**Challenge:** Write the data below out exactly as it stands. Do not include the pictures.

════

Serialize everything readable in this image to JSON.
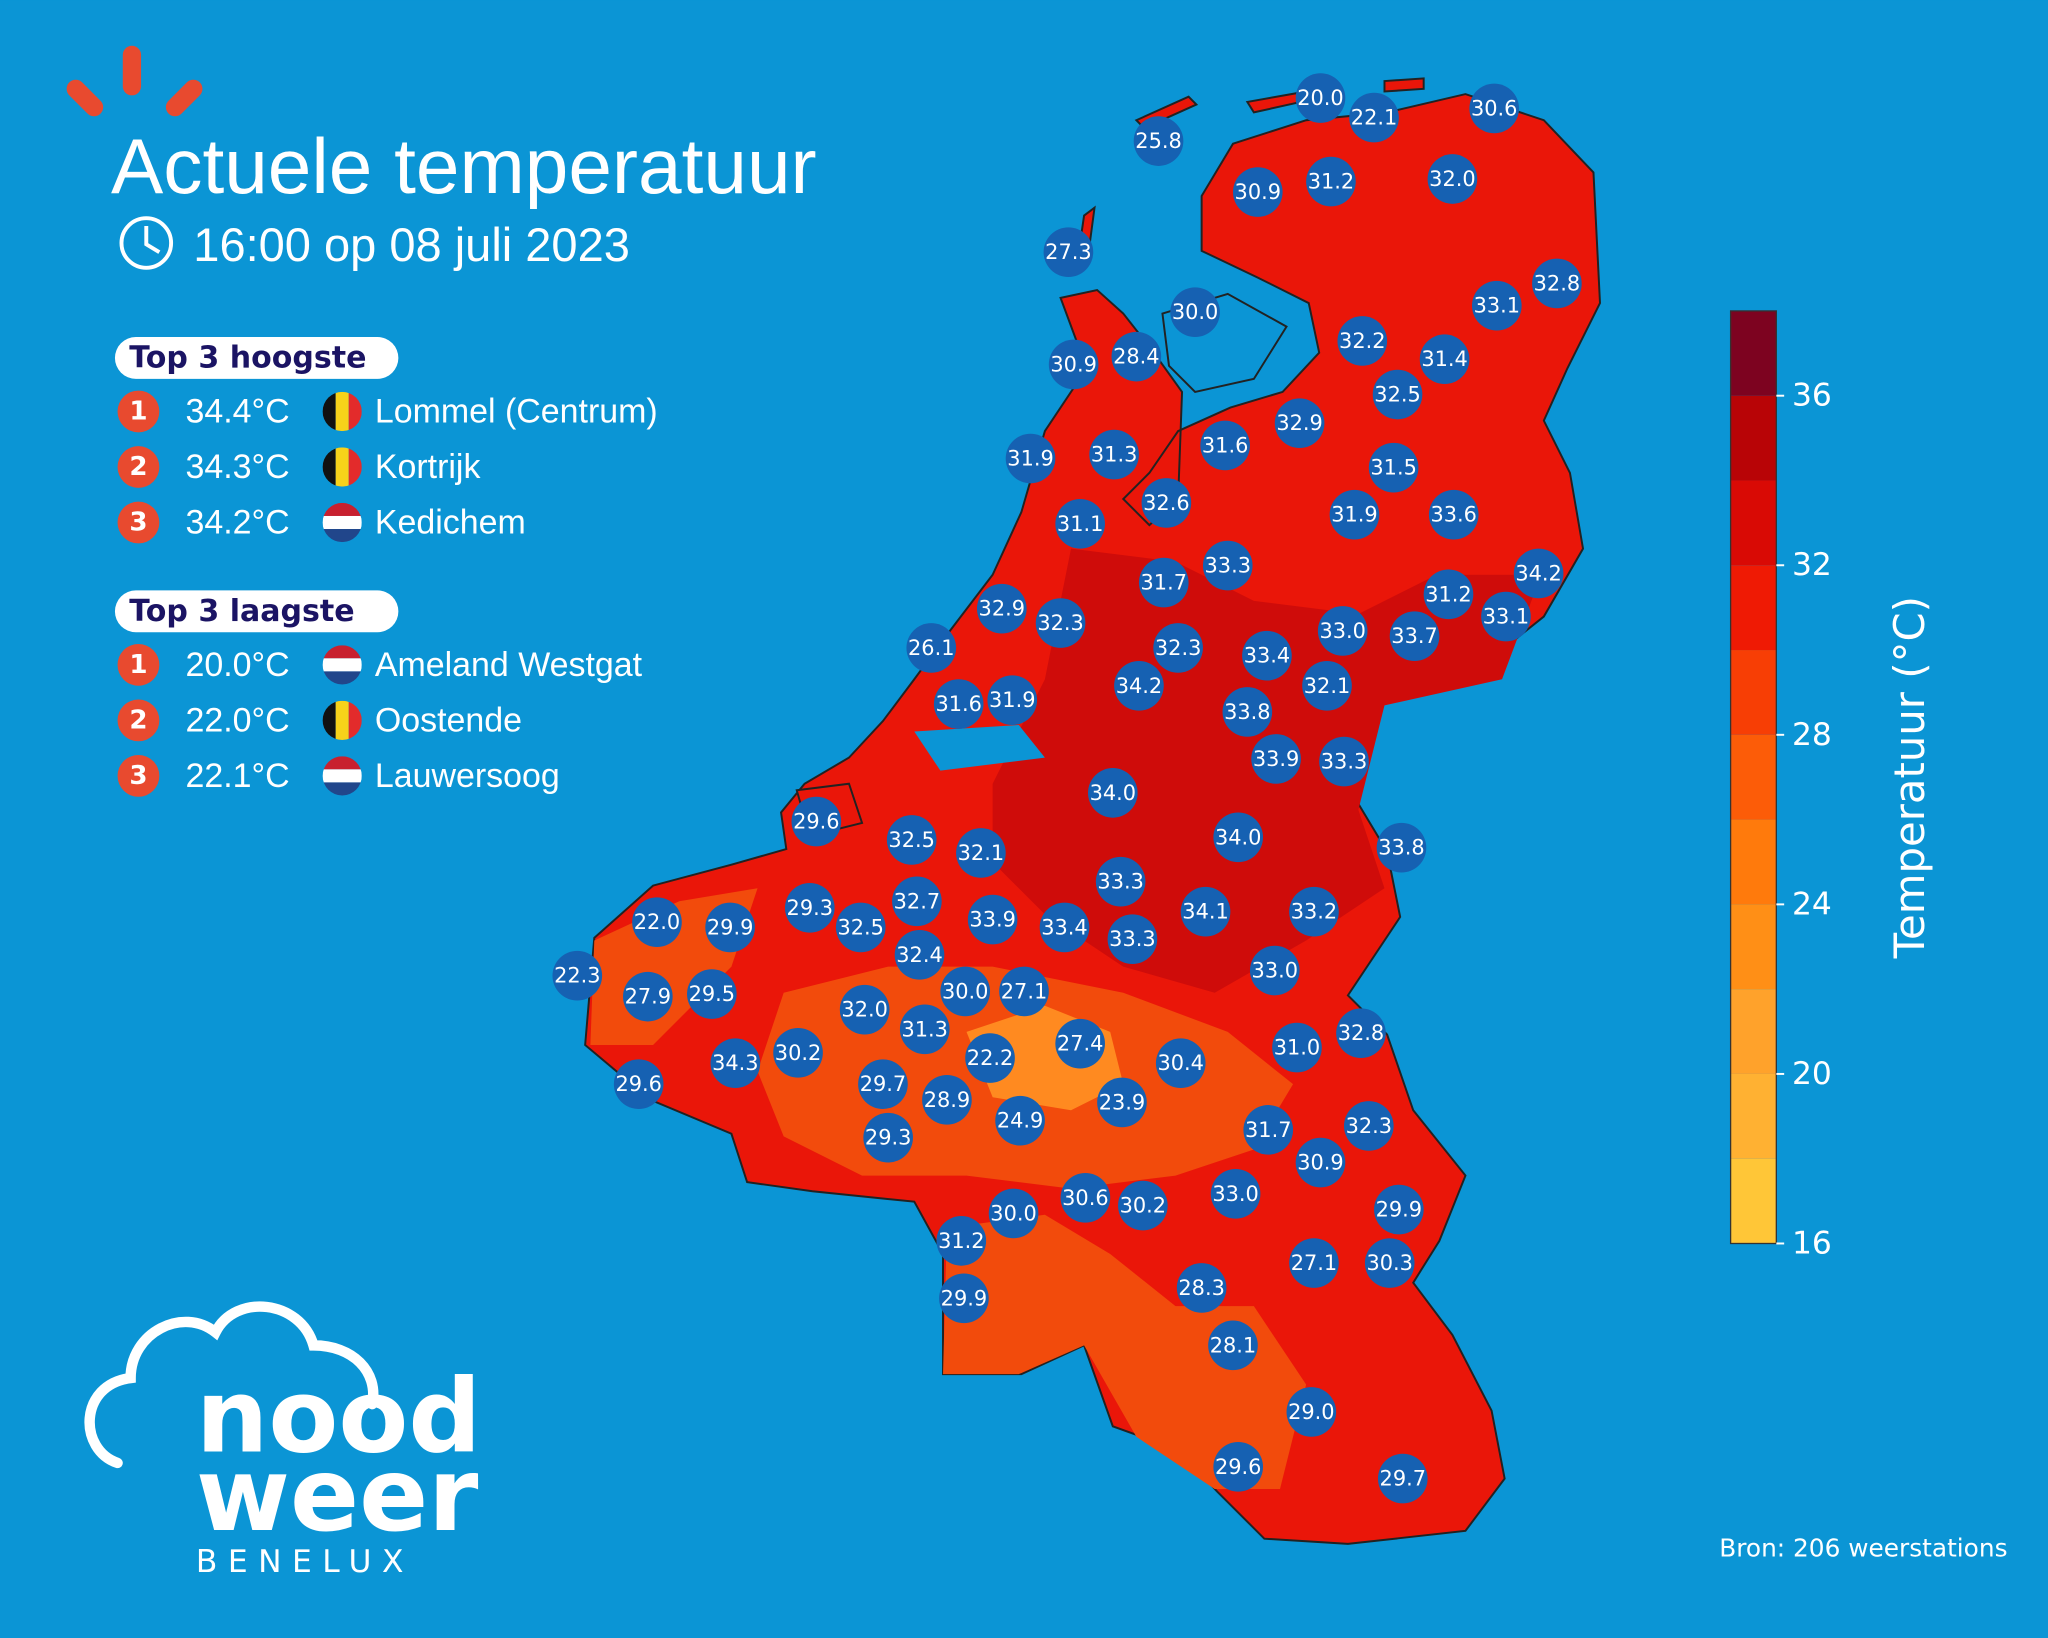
{
  "title": "Actuele temperatuur",
  "time": "16:00 op 08 juli 2023",
  "highest": {
    "heading": "Top 3 hoogste",
    "rows": [
      {
        "rank": "1",
        "temp": "34.4°C",
        "flag": "BE",
        "name": "Lommel (Centrum)"
      },
      {
        "rank": "2",
        "temp": "34.3°C",
        "flag": "BE",
        "name": "Kortrijk"
      },
      {
        "rank": "3",
        "temp": "34.2°C",
        "flag": "NL",
        "name": "Kedichem"
      }
    ]
  },
  "lowest": {
    "heading": "Top 3 laagste",
    "rows": [
      {
        "rank": "1",
        "temp": "20.0°C",
        "flag": "NL",
        "name": "Ameland Westgat"
      },
      {
        "rank": "2",
        "temp": "22.0°C",
        "flag": "BE",
        "name": "Oostende"
      },
      {
        "rank": "3",
        "temp": "22.1°C",
        "flag": "NL",
        "name": "Lauwersoog"
      }
    ]
  },
  "stations": [
    "20.0",
    "22.1",
    "30.6",
    "25.8",
    "30.9",
    "31.2",
    "32.0",
    "27.3",
    "30.0",
    "33.1",
    "32.8",
    "32.2",
    "31.4",
    "30.9",
    "28.4",
    "32.5",
    "32.9",
    "31.6",
    "31.9",
    "31.3",
    "31.5",
    "32.6",
    "31.1",
    "31.9",
    "33.6",
    "33.3",
    "31.7",
    "34.2",
    "31.2",
    "33.1",
    "32.9",
    "32.3",
    "33.0",
    "33.7",
    "26.1",
    "32.3",
    "33.4",
    "32.1",
    "34.2",
    "31.6",
    "31.9",
    "33.8",
    "33.9",
    "33.3",
    "34.0",
    "29.6",
    "32.5",
    "32.1",
    "34.0",
    "33.8",
    "33.3",
    "29.3",
    "32.7",
    "22.0",
    "29.9",
    "32.5",
    "33.9",
    "33.4",
    "33.3",
    "34.1",
    "33.2",
    "32.4",
    "22.3",
    "33.0",
    "27.9",
    "29.5",
    "30.0",
    "27.1",
    "32.0",
    "31.3",
    "27.4",
    "32.8",
    "22.2",
    "30.2",
    "34.3",
    "30.4",
    "31.0",
    "29.6",
    "29.7",
    "28.9",
    "24.9",
    "23.9",
    "31.7",
    "32.3",
    "29.3",
    "30.9",
    "30.0",
    "30.6",
    "30.2",
    "33.0",
    "29.9",
    "31.2",
    "27.1",
    "30.3",
    "28.3",
    "29.9",
    "28.1",
    "29.0",
    "29.6",
    "29.7"
  ],
  "colorbar": {
    "label": "Temperatuur (°C)",
    "lim": [
      16,
      38
    ],
    "ticks": [
      16,
      20,
      24,
      28,
      32,
      36
    ],
    "colors": [
      "#ffc637",
      "#ffb132",
      "#ffa22b",
      "#ff8f16",
      "#ff7a0c",
      "#fc5c08",
      "#f73e05",
      "#ef1a04",
      "#d90a05",
      "#b80406",
      "#7d0320"
    ]
  },
  "logo": {
    "line1": "nood",
    "line2": "weer",
    "line3": "BENELUX"
  },
  "source": "Bron: 206 weerstations"
}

════

**Finished task:**
Serialize everything readable in this image to JSON.
{
  "title": "Actuele temperatuur",
  "time": "16:00 op 08 juli 2023",
  "highest": {
    "heading": "Top 3 hoogste",
    "rows": [
      {
        "rank": "1",
        "temp": "34.4°C",
        "flag": "BE",
        "name": "Lommel (Centrum)"
      },
      {
        "rank": "2",
        "temp": "34.3°C",
        "flag": "BE",
        "name": "Kortrijk"
      },
      {
        "rank": "3",
        "temp": "34.2°C",
        "flag": "NL",
        "name": "Kedichem"
      }
    ]
  },
  "lowest": {
    "heading": "Top 3 laagste",
    "rows": [
      {
        "rank": "1",
        "temp": "20.0°C",
        "flag": "NL",
        "name": "Ameland Westgat"
      },
      {
        "rank": "2",
        "temp": "22.0°C",
        "flag": "BE",
        "name": "Oostende"
      },
      {
        "rank": "3",
        "temp": "22.1°C",
        "flag": "NL",
        "name": "Lauwersoog"
      }
    ]
  },
  "stations": [
    "20.0",
    "22.1",
    "30.6",
    "25.8",
    "30.9",
    "31.2",
    "32.0",
    "27.3",
    "30.0",
    "33.1",
    "32.8",
    "32.2",
    "31.4",
    "30.9",
    "28.4",
    "32.5",
    "32.9",
    "31.6",
    "31.9",
    "31.3",
    "31.5",
    "32.6",
    "31.1",
    "31.9",
    "33.6",
    "33.3",
    "31.7",
    "34.2",
    "31.2",
    "33.1",
    "32.9",
    "32.3",
    "33.0",
    "33.7",
    "26.1",
    "32.3",
    "33.4",
    "32.1",
    "34.2",
    "31.6",
    "31.9",
    "33.8",
    "33.9",
    "33.3",
    "34.0",
    "29.6",
    "32.5",
    "32.1",
    "34.0",
    "33.8",
    "33.3",
    "29.3",
    "32.7",
    "22.0",
    "29.9",
    "32.5",
    "33.9",
    "33.4",
    "33.3",
    "34.1",
    "33.2",
    "32.4",
    "22.3",
    "33.0",
    "27.9",
    "29.5",
    "30.0",
    "27.1",
    "32.0",
    "31.3",
    "27.4",
    "32.8",
    "22.2",
    "30.2",
    "34.3",
    "30.4",
    "31.0",
    "29.6",
    "29.7",
    "28.9",
    "24.9",
    "23.9",
    "31.7",
    "32.3",
    "29.3",
    "30.9",
    "30.0",
    "30.6",
    "30.2",
    "33.0",
    "29.9",
    "31.2",
    "27.1",
    "30.3",
    "28.3",
    "29.9",
    "28.1",
    "29.0",
    "29.6",
    "29.7"
  ],
  "colorbar": {
    "label": "Temperatuur (°C)",
    "lim": [
      16,
      38
    ],
    "ticks": [
      16,
      20,
      24,
      28,
      32,
      36
    ],
    "colors": [
      "#ffc637",
      "#ffb132",
      "#ffa22b",
      "#ff8f16",
      "#ff7a0c",
      "#fc5c08",
      "#f73e05",
      "#ef1a04",
      "#d90a05",
      "#b80406",
      "#7d0320"
    ]
  },
  "logo": {
    "line1": "nood",
    "line2": "weer",
    "line3": "BENELUX"
  },
  "source": "Bron: 206 weerstations"
}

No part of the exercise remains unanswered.